(Collected data)
──────────────────────────────

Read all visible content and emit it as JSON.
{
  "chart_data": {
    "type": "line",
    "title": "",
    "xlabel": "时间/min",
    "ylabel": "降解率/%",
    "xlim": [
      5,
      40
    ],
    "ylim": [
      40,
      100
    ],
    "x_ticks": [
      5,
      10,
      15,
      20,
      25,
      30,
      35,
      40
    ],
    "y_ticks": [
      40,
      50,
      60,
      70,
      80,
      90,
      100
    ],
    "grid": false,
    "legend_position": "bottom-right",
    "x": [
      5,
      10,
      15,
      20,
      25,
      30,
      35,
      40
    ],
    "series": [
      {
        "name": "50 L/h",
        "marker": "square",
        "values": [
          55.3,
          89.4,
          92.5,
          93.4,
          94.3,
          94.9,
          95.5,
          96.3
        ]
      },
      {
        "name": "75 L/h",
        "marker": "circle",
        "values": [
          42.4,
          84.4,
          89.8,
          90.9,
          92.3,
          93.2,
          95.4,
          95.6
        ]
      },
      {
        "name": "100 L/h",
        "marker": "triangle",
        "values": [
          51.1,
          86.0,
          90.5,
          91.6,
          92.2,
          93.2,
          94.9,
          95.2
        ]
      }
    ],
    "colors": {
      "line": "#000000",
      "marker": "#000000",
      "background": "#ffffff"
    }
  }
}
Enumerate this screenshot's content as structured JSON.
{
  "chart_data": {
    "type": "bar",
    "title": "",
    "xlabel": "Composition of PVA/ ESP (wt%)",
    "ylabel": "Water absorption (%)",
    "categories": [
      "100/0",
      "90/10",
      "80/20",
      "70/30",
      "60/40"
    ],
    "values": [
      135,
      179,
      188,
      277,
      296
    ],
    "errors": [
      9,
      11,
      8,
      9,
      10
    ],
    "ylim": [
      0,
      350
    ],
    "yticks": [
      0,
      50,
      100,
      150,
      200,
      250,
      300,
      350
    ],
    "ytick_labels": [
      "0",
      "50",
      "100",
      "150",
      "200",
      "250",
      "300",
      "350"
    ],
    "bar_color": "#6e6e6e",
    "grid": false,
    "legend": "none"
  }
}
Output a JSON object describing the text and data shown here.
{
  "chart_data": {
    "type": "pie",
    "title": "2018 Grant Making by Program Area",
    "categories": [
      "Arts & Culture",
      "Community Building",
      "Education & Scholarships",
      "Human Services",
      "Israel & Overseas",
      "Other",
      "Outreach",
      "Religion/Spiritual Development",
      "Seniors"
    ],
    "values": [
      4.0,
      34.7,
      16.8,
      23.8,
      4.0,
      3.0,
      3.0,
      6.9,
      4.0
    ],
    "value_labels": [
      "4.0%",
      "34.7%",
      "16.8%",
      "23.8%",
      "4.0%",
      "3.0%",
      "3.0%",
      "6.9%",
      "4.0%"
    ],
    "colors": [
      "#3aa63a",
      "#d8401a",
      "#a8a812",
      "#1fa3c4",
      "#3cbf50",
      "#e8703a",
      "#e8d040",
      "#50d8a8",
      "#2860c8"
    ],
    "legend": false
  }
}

──────────────────────────────

### Requirement
In the records, locate each line holding the string "xlabel" and copy it.

### Written solution
    "xlabel": "时间/min",
    "xlabel": "Composition of PVA/ ESP (wt%)",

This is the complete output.